Challenge: Copy the listing below line for line, leaving every character unchanged.

Exercise materials:

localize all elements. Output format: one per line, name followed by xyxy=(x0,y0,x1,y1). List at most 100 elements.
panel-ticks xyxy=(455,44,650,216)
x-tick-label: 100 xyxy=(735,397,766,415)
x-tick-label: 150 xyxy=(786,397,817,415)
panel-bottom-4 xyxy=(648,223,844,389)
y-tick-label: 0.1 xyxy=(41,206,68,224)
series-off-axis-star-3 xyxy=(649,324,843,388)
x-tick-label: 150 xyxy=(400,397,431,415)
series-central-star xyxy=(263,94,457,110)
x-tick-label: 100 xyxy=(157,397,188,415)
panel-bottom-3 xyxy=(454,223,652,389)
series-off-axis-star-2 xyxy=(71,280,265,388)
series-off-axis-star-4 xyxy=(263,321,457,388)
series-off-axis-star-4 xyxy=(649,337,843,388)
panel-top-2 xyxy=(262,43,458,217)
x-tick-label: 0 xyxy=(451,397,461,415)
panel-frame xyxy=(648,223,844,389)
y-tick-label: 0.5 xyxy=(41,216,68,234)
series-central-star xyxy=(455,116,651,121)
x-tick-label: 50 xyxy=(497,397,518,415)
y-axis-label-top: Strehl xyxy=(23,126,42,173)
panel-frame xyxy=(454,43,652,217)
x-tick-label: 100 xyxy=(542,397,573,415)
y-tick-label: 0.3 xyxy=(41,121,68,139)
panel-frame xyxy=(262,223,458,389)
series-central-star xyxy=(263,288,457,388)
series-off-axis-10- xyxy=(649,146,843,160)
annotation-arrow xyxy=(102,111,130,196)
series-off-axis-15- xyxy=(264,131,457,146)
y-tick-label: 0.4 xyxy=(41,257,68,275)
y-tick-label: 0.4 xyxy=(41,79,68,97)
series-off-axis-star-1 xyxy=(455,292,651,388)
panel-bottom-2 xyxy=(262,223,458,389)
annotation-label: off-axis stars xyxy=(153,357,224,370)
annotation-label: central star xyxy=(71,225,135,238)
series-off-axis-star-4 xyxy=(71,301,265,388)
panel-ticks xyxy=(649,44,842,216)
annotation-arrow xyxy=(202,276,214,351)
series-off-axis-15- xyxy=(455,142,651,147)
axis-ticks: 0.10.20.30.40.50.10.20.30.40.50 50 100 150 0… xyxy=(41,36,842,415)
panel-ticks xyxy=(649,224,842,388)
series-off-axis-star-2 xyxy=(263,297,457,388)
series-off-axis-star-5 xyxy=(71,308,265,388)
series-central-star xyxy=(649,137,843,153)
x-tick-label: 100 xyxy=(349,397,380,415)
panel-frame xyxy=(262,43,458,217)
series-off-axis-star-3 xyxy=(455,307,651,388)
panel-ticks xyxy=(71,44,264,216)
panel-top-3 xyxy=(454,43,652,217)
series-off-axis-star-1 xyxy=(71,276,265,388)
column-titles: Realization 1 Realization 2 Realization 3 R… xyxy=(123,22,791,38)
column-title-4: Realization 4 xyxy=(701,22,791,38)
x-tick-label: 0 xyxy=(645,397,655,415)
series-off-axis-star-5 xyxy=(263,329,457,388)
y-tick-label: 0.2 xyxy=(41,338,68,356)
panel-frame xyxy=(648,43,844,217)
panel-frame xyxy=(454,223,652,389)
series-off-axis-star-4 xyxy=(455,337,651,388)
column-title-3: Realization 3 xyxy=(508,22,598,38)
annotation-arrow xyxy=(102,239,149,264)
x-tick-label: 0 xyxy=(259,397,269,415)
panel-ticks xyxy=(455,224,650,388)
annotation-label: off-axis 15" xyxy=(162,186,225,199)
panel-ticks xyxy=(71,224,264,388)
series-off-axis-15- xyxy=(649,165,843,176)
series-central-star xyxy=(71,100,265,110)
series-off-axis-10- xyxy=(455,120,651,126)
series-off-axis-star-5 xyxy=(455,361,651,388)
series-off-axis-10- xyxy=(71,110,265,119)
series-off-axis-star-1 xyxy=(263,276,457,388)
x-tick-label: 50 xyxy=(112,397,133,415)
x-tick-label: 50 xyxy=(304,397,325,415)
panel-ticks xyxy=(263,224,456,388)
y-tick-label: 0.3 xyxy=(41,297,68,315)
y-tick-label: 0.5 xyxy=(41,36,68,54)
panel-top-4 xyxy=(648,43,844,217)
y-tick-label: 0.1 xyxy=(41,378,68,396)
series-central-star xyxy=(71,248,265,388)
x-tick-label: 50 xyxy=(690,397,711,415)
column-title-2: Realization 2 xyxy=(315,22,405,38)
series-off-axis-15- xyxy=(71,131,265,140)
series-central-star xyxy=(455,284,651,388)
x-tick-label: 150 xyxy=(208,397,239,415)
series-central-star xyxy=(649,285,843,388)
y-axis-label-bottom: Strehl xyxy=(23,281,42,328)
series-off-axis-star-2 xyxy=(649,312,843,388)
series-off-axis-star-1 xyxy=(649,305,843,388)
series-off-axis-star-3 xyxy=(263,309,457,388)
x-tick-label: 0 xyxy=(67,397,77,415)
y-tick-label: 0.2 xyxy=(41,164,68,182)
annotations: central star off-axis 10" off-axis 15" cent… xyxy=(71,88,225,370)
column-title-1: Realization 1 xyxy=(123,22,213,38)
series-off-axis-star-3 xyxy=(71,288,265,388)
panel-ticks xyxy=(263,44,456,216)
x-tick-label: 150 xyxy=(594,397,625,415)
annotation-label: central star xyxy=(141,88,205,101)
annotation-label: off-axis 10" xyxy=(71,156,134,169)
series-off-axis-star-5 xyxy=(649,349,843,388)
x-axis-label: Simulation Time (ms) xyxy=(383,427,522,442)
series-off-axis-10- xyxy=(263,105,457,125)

Completed task:
localize all elements. Output format: one per line, name followed by xyxy=(x0,y0,x1,y1). List at most 100 elements.
panel-ticks xyxy=(455,44,650,216)
x-tick-label: 100 xyxy=(735,397,766,415)
x-tick-label: 150 xyxy=(786,397,817,415)
panel-bottom-4 xyxy=(648,223,844,389)
y-tick-label: 0.1 xyxy=(41,206,68,224)
series-off-axis-star-3 xyxy=(649,324,843,388)
x-tick-label: 150 xyxy=(400,397,431,415)
series-central-star xyxy=(263,94,457,110)
x-tick-label: 100 xyxy=(157,397,188,415)
panel-bottom-3 xyxy=(454,223,652,389)
series-off-axis-star-2 xyxy=(71,280,265,388)
series-off-axis-star-4 xyxy=(263,321,457,388)
series-off-axis-star-4 xyxy=(649,337,843,388)
panel-top-2 xyxy=(262,43,458,217)
x-tick-label: 0 xyxy=(451,397,461,415)
panel-frame xyxy=(648,223,844,389)
y-tick-label: 0.5 xyxy=(41,216,68,234)
series-central-star xyxy=(455,116,651,121)
x-tick-label: 50 xyxy=(497,397,518,415)
y-axis-label-top: Strehl xyxy=(23,126,42,173)
panel-frame xyxy=(454,43,652,217)
x-tick-label: 100 xyxy=(542,397,573,415)
y-tick-label: 0.3 xyxy=(41,121,68,139)
panel-frame xyxy=(262,223,458,389)
series-central-star xyxy=(263,288,457,388)
series-off-axis-10- xyxy=(649,146,843,160)
annotation-arrow xyxy=(102,111,130,196)
series-off-axis-15- xyxy=(264,131,457,146)
y-tick-label: 0.4 xyxy=(41,257,68,275)
y-tick-label: 0.4 xyxy=(41,79,68,97)
series-off-axis-star-1 xyxy=(455,292,651,388)
panel-bottom-2 xyxy=(262,223,458,389)
annotation-label: off-axis stars xyxy=(153,357,224,370)
annotation-label: central star xyxy=(71,225,135,238)
series-off-axis-star-4 xyxy=(71,301,265,388)
panel-ticks xyxy=(649,44,842,216)
annotation-arrow xyxy=(202,276,214,351)
series-off-axis-15- xyxy=(455,142,651,147)
axis-ticks: 0.10.20.30.40.50.10.20.30.40.50 50 100 150 0… xyxy=(41,36,842,415)
panel-ticks xyxy=(649,224,842,388)
series-off-axis-star-2 xyxy=(263,297,457,388)
series-off-axis-star-5 xyxy=(71,308,265,388)
series-central-star xyxy=(649,137,843,153)
x-tick-label: 100 xyxy=(349,397,380,415)
panel-frame xyxy=(262,43,458,217)
series-off-axis-star-3 xyxy=(455,307,651,388)
panel-ticks xyxy=(71,44,264,216)
panel-top-3 xyxy=(454,43,652,217)
series-off-axis-star-1 xyxy=(71,276,265,388)
column-titles: Realization 1 Realization 2 Realization 3 R… xyxy=(123,22,791,38)
column-title-4: Realization 4 xyxy=(701,22,791,38)
x-tick-label: 0 xyxy=(645,397,655,415)
series-off-axis-star-5 xyxy=(263,329,457,388)
y-tick-label: 0.2 xyxy=(41,338,68,356)
panel-frame xyxy=(648,43,844,217)
panel-frame xyxy=(454,223,652,389)
series-off-axis-star-4 xyxy=(455,337,651,388)
column-title-3: Realization 3 xyxy=(508,22,598,38)
annotation-arrow xyxy=(102,239,149,264)
x-tick-label: 0 xyxy=(259,397,269,415)
panel-ticks xyxy=(455,224,650,388)
annotation-label: off-axis 15" xyxy=(162,186,225,199)
panel-ticks xyxy=(71,224,264,388)
series-off-axis-15- xyxy=(649,165,843,176)
series-central-star xyxy=(71,100,265,110)
series-off-axis-10- xyxy=(455,120,651,126)
series-off-axis-star-5 xyxy=(455,361,651,388)
series-off-axis-10- xyxy=(71,110,265,119)
series-off-axis-star-1 xyxy=(263,276,457,388)
x-tick-label: 50 xyxy=(112,397,133,415)
x-tick-label: 50 xyxy=(304,397,325,415)
panel-ticks xyxy=(263,224,456,388)
y-tick-label: 0.3 xyxy=(41,297,68,315)
y-tick-label: 0.5 xyxy=(41,36,68,54)
panel-top-4 xyxy=(648,43,844,217)
y-tick-label: 0.1 xyxy=(41,378,68,396)
series-central-star xyxy=(71,248,265,388)
x-tick-label: 50 xyxy=(690,397,711,415)
column-title-2: Realization 2 xyxy=(315,22,405,38)
series-off-axis-15- xyxy=(71,131,265,140)
series-central-star xyxy=(455,284,651,388)
x-tick-label: 150 xyxy=(208,397,239,415)
series-central-star xyxy=(649,285,843,388)
y-axis-label-bottom: Strehl xyxy=(23,281,42,328)
series-off-axis-star-2 xyxy=(649,312,843,388)
series-off-axis-star-1 xyxy=(649,305,843,388)
series-off-axis-star-3 xyxy=(263,309,457,388)
x-tick-label: 0 xyxy=(67,397,77,415)
y-tick-label: 0.2 xyxy=(41,164,68,182)
annotations: central star off-axis 10" off-axis 15" cent… xyxy=(71,88,225,370)
column-title-1: Realization 1 xyxy=(123,22,213,38)
series-off-axis-star-3 xyxy=(71,288,265,388)
panel-ticks xyxy=(263,44,456,216)
x-tick-label: 150 xyxy=(594,397,625,415)
annotation-label: central star xyxy=(141,88,205,101)
annotation-label: off-axis 10" xyxy=(71,156,134,169)
series-off-axis-star-5 xyxy=(649,349,843,388)
x-axis-label: Simulation Time (ms) xyxy=(383,427,522,442)
series-off-axis-10- xyxy=(263,105,457,125)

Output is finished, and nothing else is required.